▸ GIVEN EXERCISE
Pull out from the material below all lines with "JSON".

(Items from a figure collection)
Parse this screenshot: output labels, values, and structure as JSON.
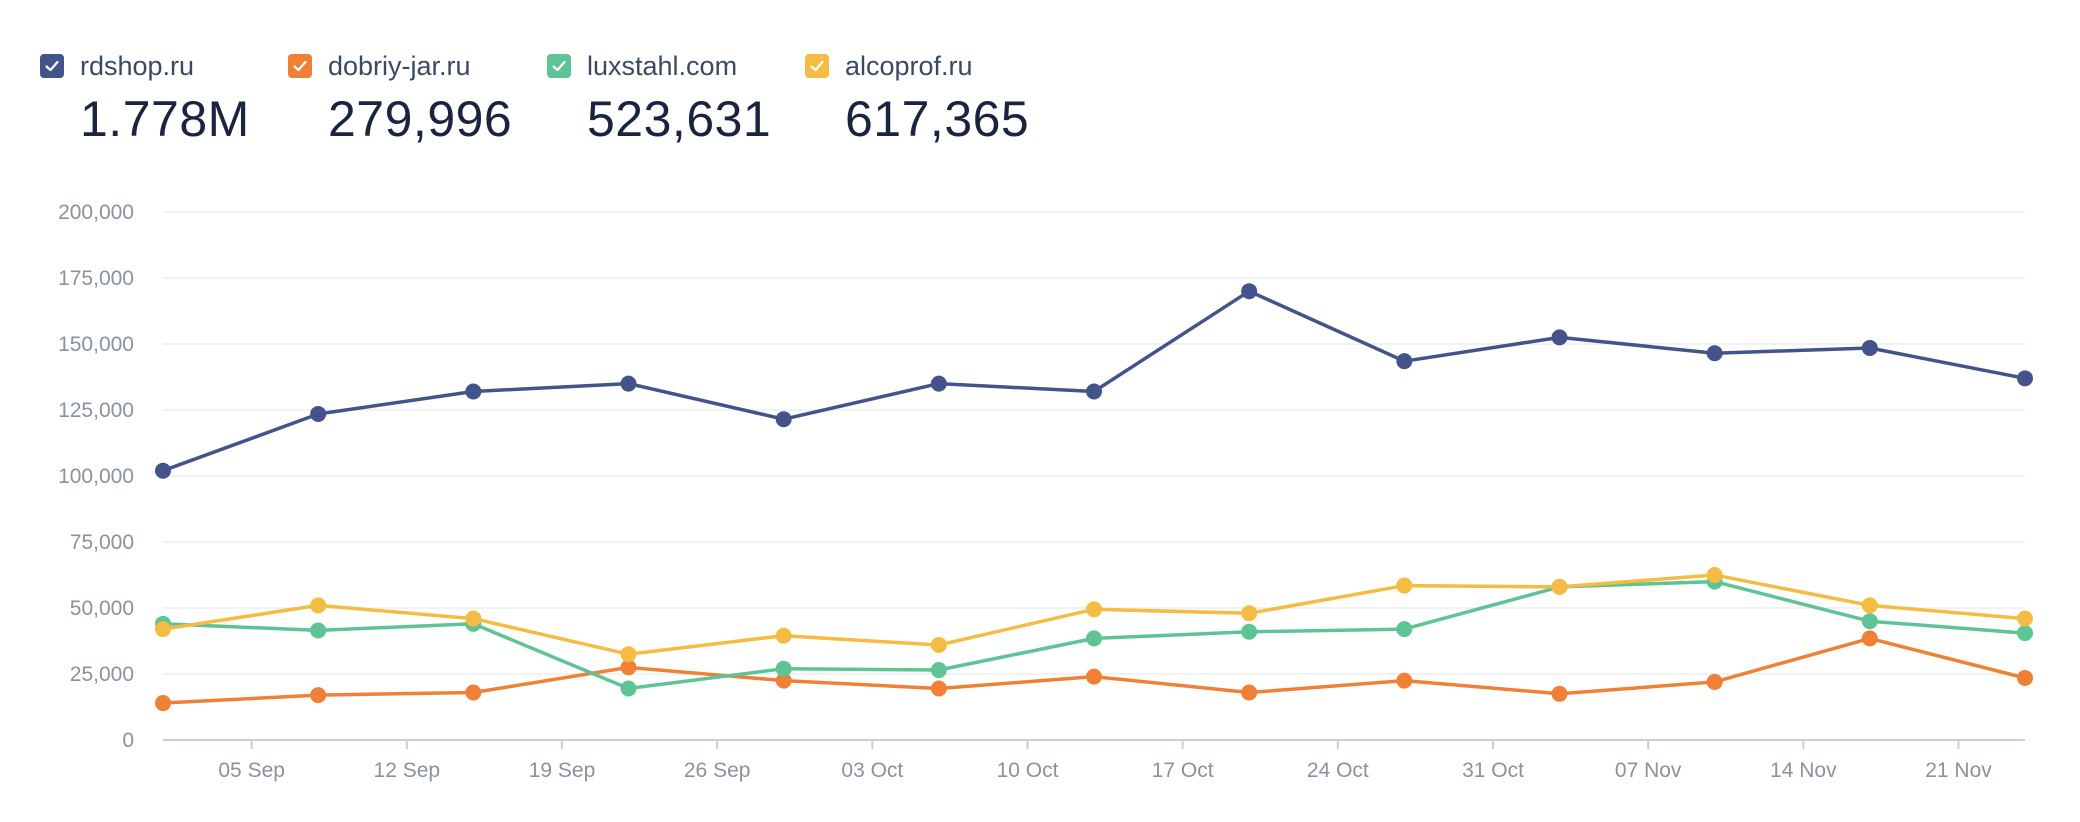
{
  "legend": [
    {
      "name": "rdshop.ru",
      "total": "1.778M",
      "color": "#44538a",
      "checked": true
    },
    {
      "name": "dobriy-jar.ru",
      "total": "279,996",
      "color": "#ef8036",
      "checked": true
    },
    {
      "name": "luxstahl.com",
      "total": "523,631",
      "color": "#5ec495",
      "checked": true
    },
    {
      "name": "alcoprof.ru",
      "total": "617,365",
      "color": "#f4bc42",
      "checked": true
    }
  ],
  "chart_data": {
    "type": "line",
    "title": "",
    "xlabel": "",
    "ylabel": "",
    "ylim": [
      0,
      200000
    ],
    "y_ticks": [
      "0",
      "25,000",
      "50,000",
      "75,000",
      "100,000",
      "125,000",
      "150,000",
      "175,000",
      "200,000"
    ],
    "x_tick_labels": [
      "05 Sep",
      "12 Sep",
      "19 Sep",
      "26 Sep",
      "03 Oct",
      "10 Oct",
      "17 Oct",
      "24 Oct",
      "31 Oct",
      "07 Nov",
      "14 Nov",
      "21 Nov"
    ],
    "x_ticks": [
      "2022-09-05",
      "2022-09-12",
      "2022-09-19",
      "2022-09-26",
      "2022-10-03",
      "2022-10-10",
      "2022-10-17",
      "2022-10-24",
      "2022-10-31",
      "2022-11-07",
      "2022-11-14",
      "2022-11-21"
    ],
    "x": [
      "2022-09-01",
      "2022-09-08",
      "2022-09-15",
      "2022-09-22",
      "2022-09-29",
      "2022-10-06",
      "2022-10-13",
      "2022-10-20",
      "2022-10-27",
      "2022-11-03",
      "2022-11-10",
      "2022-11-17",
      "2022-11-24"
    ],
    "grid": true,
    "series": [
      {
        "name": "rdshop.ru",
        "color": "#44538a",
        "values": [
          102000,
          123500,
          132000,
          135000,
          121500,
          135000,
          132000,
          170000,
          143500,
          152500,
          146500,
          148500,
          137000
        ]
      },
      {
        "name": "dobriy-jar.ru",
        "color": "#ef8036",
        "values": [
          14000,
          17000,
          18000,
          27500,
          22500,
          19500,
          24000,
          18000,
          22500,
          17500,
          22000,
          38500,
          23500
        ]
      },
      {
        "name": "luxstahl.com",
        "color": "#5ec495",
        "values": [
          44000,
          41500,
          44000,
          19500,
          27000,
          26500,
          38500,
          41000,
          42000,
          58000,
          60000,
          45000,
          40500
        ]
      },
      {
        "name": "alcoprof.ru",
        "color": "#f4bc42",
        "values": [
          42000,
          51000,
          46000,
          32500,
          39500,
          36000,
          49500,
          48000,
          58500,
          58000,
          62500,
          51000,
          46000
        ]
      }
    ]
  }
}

...

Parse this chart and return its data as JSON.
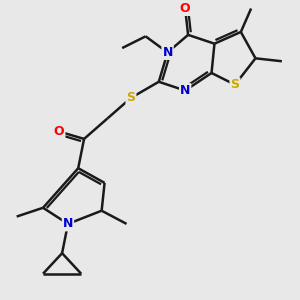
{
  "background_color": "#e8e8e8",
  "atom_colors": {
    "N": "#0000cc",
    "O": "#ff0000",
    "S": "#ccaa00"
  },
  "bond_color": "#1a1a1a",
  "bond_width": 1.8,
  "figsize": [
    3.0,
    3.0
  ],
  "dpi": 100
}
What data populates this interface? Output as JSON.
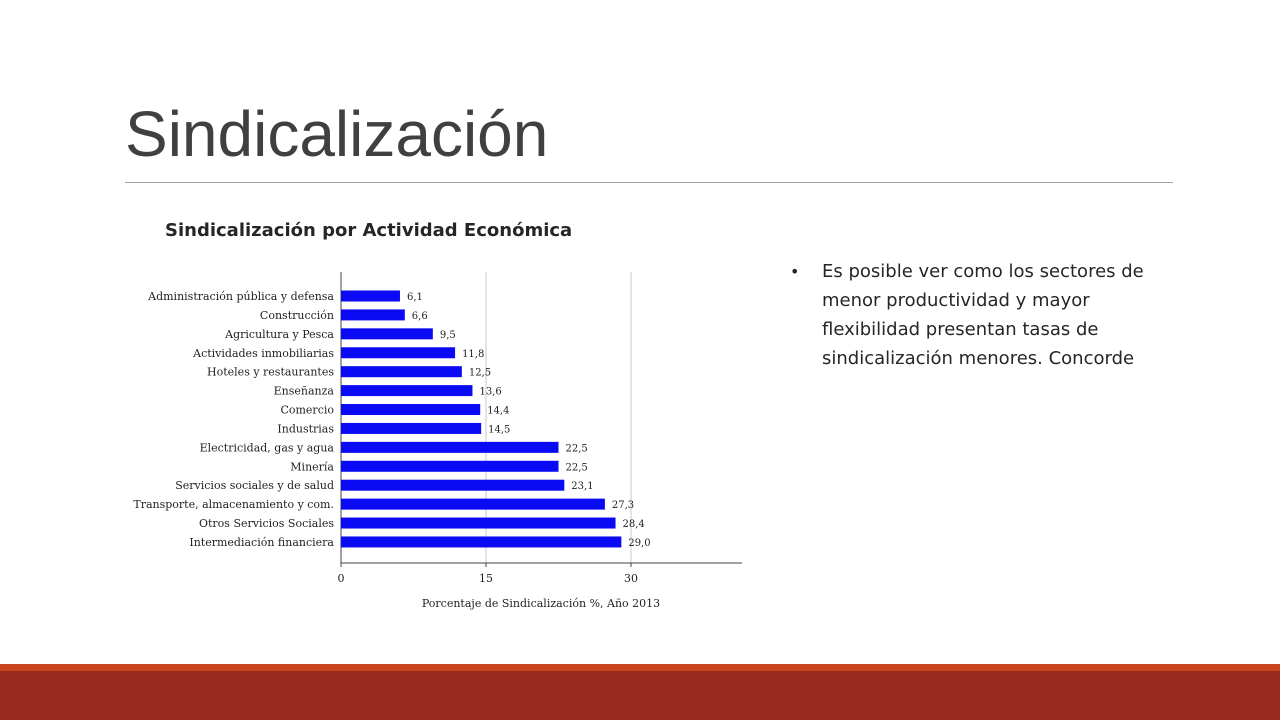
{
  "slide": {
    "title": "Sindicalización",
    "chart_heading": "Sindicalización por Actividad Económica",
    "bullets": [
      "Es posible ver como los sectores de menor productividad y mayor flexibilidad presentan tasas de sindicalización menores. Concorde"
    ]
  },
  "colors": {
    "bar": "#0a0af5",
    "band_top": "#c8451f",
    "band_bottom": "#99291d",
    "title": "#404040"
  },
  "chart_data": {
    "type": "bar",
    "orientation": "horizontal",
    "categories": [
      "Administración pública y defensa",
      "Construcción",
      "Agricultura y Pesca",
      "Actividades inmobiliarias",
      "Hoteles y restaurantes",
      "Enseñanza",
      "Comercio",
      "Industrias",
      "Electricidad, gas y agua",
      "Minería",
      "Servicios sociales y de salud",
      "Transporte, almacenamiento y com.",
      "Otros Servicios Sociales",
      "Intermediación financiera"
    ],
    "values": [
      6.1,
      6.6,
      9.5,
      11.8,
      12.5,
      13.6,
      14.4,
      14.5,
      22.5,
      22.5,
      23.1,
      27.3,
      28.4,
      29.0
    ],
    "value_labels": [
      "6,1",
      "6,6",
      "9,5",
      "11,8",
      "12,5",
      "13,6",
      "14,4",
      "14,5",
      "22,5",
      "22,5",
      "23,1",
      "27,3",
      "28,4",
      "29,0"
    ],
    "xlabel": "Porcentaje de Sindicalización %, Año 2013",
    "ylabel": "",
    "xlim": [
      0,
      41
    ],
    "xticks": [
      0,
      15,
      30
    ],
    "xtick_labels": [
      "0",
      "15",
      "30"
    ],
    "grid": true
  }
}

▸ COMPLETE OUTPUT
Parse this screenshot: output labels, values, and structure as JSON.
Parse this chart and return its data as JSON.
What data populates this interface? Output as JSON.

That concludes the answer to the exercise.